Output every line below exactly.

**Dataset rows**
# # # #

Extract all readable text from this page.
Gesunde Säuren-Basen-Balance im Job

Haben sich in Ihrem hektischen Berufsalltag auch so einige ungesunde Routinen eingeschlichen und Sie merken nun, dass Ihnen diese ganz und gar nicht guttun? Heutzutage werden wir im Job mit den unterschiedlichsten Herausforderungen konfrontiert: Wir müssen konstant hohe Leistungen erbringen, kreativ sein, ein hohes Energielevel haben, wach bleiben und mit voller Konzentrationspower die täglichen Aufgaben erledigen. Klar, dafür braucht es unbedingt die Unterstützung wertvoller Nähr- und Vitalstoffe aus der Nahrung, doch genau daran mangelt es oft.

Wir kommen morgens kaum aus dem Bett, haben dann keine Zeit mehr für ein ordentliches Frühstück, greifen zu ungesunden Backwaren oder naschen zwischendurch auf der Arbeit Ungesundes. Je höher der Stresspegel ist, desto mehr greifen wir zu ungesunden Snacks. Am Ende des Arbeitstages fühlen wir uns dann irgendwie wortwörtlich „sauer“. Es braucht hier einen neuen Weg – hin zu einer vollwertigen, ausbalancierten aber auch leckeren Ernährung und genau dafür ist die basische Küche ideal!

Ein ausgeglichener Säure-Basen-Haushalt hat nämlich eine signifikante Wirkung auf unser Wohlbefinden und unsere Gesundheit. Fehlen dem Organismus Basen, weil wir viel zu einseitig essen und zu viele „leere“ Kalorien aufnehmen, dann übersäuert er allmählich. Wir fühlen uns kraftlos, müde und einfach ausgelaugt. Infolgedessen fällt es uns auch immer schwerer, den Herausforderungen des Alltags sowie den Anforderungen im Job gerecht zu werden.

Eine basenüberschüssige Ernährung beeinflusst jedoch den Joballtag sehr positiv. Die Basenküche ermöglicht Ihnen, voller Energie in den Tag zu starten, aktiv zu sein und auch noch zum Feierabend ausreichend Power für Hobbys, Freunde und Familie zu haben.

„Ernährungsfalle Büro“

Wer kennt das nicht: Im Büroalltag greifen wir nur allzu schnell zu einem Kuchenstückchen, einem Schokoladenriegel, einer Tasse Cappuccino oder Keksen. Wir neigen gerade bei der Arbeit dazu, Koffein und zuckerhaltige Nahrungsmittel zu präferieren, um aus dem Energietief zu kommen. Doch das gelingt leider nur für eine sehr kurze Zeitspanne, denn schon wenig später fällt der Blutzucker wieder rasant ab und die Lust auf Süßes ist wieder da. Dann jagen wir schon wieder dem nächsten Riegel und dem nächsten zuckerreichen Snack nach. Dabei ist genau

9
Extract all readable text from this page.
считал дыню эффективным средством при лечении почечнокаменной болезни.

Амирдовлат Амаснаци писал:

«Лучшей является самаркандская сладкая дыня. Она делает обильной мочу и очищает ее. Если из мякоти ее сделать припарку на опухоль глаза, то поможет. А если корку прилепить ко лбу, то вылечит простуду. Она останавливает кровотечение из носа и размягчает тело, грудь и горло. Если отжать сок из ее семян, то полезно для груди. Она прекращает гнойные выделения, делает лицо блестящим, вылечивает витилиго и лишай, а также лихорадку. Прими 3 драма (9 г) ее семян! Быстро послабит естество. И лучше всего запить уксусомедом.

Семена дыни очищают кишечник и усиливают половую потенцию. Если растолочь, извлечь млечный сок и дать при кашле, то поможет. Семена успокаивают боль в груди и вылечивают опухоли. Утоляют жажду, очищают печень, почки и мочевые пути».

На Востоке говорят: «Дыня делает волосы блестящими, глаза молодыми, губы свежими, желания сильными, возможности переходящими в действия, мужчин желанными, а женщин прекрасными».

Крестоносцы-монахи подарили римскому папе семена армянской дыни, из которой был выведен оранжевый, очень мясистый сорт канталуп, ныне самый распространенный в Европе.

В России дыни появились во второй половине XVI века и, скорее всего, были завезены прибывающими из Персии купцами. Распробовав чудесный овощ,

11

# # # #

**FULL RESPONSE**
Extract all readable text from this page.
Gesunde Säuren-Basen-Balance im Job

Haben sich in Ihrem hektischen Berufsalltag auch so einige ungesunde Routinen eingeschlichen und Sie merken nun, dass Ihnen diese ganz und gar nicht guttun? Heutzutage werden wir im Job mit den unterschiedlichsten Herausforderungen konfrontiert: Wir müssen konstant hohe Leistungen erbringen, kreativ sein, ein hohes Energielevel haben, wach bleiben und mit voller Konzentrationspower die täglichen Aufgaben erledigen. Klar, dafür braucht es unbedingt die Unterstützung wertvoller Nähr- und Vitalstoffe aus der Nahrung, doch genau daran mangelt es oft.

Wir kommen morgens kaum aus dem Bett, haben dann keine Zeit mehr für ein ordentliches Frühstück, greifen zu ungesunden Backwaren oder naschen zwischendurch auf der Arbeit Ungesundes. Je höher der Stresspegel ist, desto mehr greifen wir zu ungesunden Snacks. Am Ende des Arbeitstages fühlen wir uns dann irgendwie wortwörtlich „sauer“. Es braucht hier einen neuen Weg – hin zu einer vollwertigen, ausbalancierten aber auch leckeren Ernährung und genau dafür ist die basische Küche ideal!

Ein ausgeglichener Säure-Basen-Haushalt hat nämlich eine signifikante Wirkung auf unser Wohlbefinden und unsere Gesundheit. Fehlen dem Organismus Basen, weil wir viel zu einseitig essen und zu viele „leere“ Kalorien aufnehmen, dann übersäuert er allmählich. Wir fühlen uns kraftlos, müde und einfach ausgelaugt. Infolgedessen fällt es uns auch immer schwerer, den Herausforderungen des Alltags sowie den Anforderungen im Job gerecht zu werden.

Eine basenüberschüssige Ernährung beeinflusst jedoch den Joballtag sehr positiv. Die Basenküche ermöglicht Ihnen, voller Energie in den Tag zu starten, aktiv zu sein und auch noch zum Feierabend ausreichend Power für Hobbys, Freunde und Familie zu haben.

„Ernährungsfalle Büro“

Wer kennt das nicht: Im Büroalltag greifen wir nur allzu schnell zu einem Kuchenstückchen, einem Schokoladenriegel, einer Tasse Cappuccino oder Keksen. Wir neigen gerade bei der Arbeit dazu, Koffein und zuckerhaltige Nahrungsmittel zu präferieren, um aus dem Energietief zu kommen. Doch das gelingt leider nur für eine sehr kurze Zeitspanne, denn schon wenig später fällt der Blutzucker wieder rasant ab und die Lust auf Süßes ist wieder da. Dann jagen wir schon wieder dem nächsten Riegel und dem nächsten zuckerreichen Snack nach. Dabei ist genau

9
Extract all readable text from this page.
считал дыню эффективным средством при лечении почечнокаменной болезни.

Амирдовлат Амаснаци писал:

«Лучшей является самаркандская сладкая дыня. Она делает обильной мочу и очищает ее. Если из мякоти ее сделать припарку на опухоль глаза, то поможет. А если корку прилепить ко лбу, то вылечит простуду. Она останавливает кровотечение из носа и размягчает тело, грудь и горло. Если отжать сок из ее семян, то полезно для груди. Она прекращает гнойные выделения, делает лицо блестящим, вылечивает витилиго и лишай, а также лихорадку. Прими 3 драма (9 г) ее семян! Быстро послабит естество. И лучше всего запить уксусомедом.

Семена дыни очищают кишечник и усиливают половую потенцию. Если растолочь, извлечь млечный сок и дать при кашле, то поможет. Семена успокаивают боль в груди и вылечивают опухоли. Утоляют жажду, очищают печень, почки и мочевые пути».

На Востоке говорят: «Дыня делает волосы блестящими, глаза молодыми, губы свежими, желания сильными, возможности переходящими в действия, мужчин желанными, а женщин прекрасными».

Крестоносцы-монахи подарили римскому папе семена армянской дыни, из которой был выведен оранжевый, очень мясистый сорт канталуп, ныне самый распространенный в Европе.

В России дыни появились во второй половине XVI века и, скорее всего, были завезены прибывающими из Персии купцами. Распробовав чудесный овощ,

11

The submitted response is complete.